■ CONSIGNE A
D'après la lettre, à quelle heure les filles se sont-elles levées par erreur ?
■ CONSIGNE B
Recopiez à l'identique les lignes des enregistrements situées entre celle qui contient « Give bounding boxes » et celle qui contient « y-axis-ticks: −50000 0 », ces deux lignes comprises.

■ EXTRAIT FOURNI

---

Mercredi 6 mai 1874
Lettre de Marie Mertzdorff et Aglaé Desnoyers, épouse d’Alphonse Milne-Edwards (Paris) à Charles Mertzdorff (Vieux-Thann)
Mercredi
Mon père chéri
Certainement tu ne te doutes pas de l’heure qu’il est et mon bon cousin Georges[1] est sans doute encore bien endormi. Il est 6 h ¼ et j’ai déjà fait ma gothique[2].
Mais tranquillise-toi petit père tes filles[3] n’ont pas changé complètement leurs habitudes et c’est par une erreur grossière qu’elles se sont levées à 5 h au lieu de 6 h. Et encore nous sommes-nous bien dépêchées pour être prêtes et ce n’est qu’en allant déjeuner à la demie qu’en ne rencontrant personne j’ai reconnu ma méprise. Emilie est enchantée mais moi je le suis moins car ma pauvre tête est lourde et je crains d’être bien fatiguée au bout de la journée. Mais ce n’est qu’un bien petit malheur.
C’est aujourd’hui qu’oncle[4] commence son cours.
du cours
En effet, mon cher Charles ces vilains petits oiseaux ont commencé de bien grand matin leur journée et cependant ils n’ont pas eu le temps de terminer ce griffonnage ; ils n’ont cependant pas perdu leur matinée mais c’était M'ercredi et on tenait à repasser les leçons. Je viens donc vous demander pardon mon cher Charles, d’être obligée de vous adresser ma prose à la place de celle de vos deux chéries, je ne suis cependant pas fâchée de pouvoir de suite vous remercier de votre bonne lettre ; je vais transmettre les fameux papiers à Mme Festugière[5]', vous êtes bien aimable d’avoir pris la peine de vous occuper de cette affaire. Combien il est triste de voir les gelées détruire en quelques heures de si belles espérances. Je ne crois pas qu’il y ait de grands malheurs sous ce rapport aux environs de Paris ; il fait presque froid par moment mais nous n’arrivons pas à une véritable gelée.
On comprend toutes vos préoccupations et oserai-je vous avouer que je suis toute effrayée de vous voir toujours augmenter vos sujets de préoccupations en cherchant à grandir votre boutique ; hélas dans l’industrie c’est toujours comme cela, pour se maintenir il faut s’augmenter.

---

■ DONNÉES FOURNIES
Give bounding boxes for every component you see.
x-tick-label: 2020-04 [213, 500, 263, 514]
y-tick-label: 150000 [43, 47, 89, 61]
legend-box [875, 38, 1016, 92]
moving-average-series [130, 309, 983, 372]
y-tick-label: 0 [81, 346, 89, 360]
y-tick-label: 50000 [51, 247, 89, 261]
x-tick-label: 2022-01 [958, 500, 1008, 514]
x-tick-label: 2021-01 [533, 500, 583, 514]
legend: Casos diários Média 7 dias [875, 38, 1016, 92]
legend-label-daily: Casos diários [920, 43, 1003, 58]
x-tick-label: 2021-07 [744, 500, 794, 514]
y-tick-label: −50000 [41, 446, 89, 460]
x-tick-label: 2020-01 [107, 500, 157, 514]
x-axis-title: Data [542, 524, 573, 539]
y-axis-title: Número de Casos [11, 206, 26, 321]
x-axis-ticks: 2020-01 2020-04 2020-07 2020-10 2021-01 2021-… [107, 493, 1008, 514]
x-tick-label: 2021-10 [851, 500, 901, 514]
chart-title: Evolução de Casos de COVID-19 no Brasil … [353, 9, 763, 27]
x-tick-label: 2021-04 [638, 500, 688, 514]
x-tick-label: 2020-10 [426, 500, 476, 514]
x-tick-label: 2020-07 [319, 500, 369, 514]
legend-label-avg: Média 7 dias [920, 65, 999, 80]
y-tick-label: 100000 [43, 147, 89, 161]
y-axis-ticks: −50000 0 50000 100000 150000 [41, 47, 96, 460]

---

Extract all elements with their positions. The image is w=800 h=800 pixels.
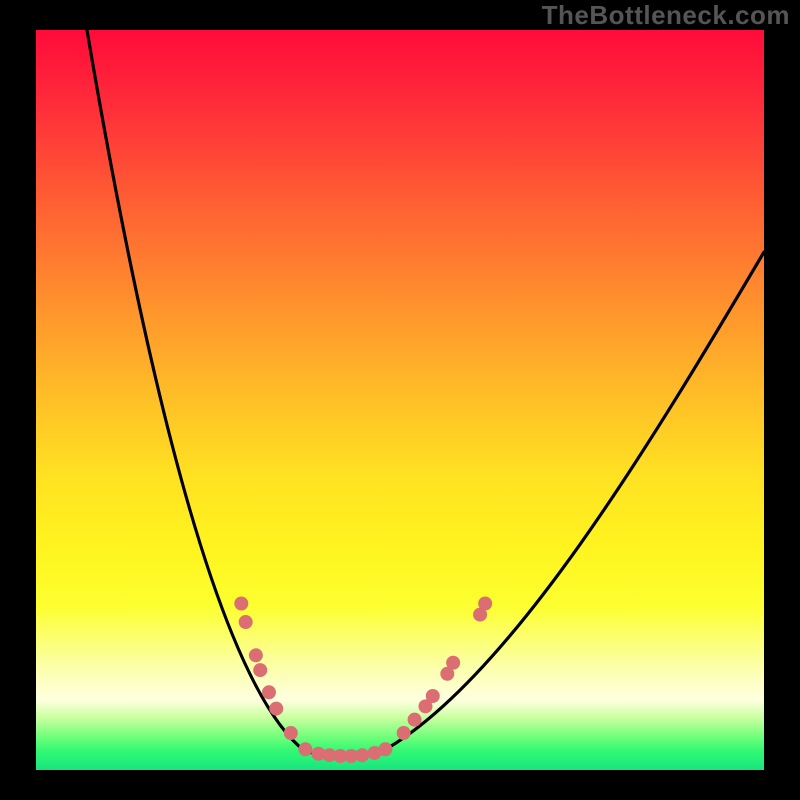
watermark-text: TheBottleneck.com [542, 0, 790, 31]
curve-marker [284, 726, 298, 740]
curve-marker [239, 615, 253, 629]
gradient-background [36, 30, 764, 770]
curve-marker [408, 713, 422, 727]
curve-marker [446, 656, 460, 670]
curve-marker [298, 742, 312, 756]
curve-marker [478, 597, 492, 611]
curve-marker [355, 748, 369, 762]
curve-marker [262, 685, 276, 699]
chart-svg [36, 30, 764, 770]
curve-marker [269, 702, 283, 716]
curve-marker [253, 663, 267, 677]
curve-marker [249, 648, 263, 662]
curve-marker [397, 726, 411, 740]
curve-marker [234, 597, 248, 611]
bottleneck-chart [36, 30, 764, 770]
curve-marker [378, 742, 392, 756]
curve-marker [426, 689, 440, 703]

---

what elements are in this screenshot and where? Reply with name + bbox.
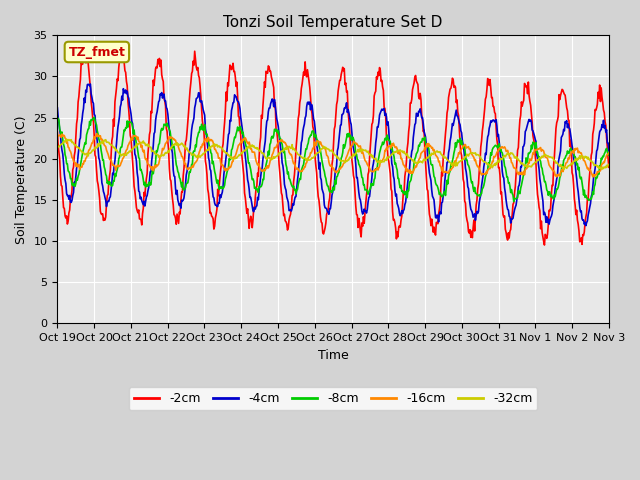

---

■ SOLUTION A
Elles se sont levées à 5 h au lieu de 6 h.

■ SOLUTION B
Give bounding boxes for every component you see.
x-tick-label: 2020-04 [213, 500, 263, 514]
y-tick-label: 150000 [43, 47, 89, 61]
legend-box [875, 38, 1016, 92]
moving-average-series [130, 309, 983, 372]
y-tick-label: 0 [81, 346, 89, 360]
y-tick-label: 50000 [51, 247, 89, 261]
x-tick-label: 2022-01 [958, 500, 1008, 514]
x-tick-label: 2021-01 [533, 500, 583, 514]
legend: Casos diários Média 7 dias [875, 38, 1016, 92]
legend-label-daily: Casos diários [920, 43, 1003, 58]
x-tick-label: 2021-07 [744, 500, 794, 514]
y-tick-label: −50000 [41, 446, 89, 460]
x-tick-label: 2020-01 [107, 500, 157, 514]
x-axis-title: Data [542, 524, 573, 539]
y-axis-title: Número de Casos [11, 206, 26, 321]
x-axis-ticks: 2020-01 2020-04 2020-07 2020-10 2021-01 2021-… [107, 493, 1008, 514]
x-tick-label: 2021-10 [851, 500, 901, 514]
chart-title: Evolução de Casos de COVID-19 no Brasil … [353, 9, 763, 27]
x-tick-label: 2021-04 [638, 500, 688, 514]
x-tick-label: 2020-10 [426, 500, 476, 514]
x-tick-label: 2020-07 [319, 500, 369, 514]
legend-label-avg: Média 7 dias [920, 65, 999, 80]
y-tick-label: 100000 [43, 147, 89, 161]
y-axis-ticks: −50000 0 50000 100000 150000 [41, 47, 96, 460]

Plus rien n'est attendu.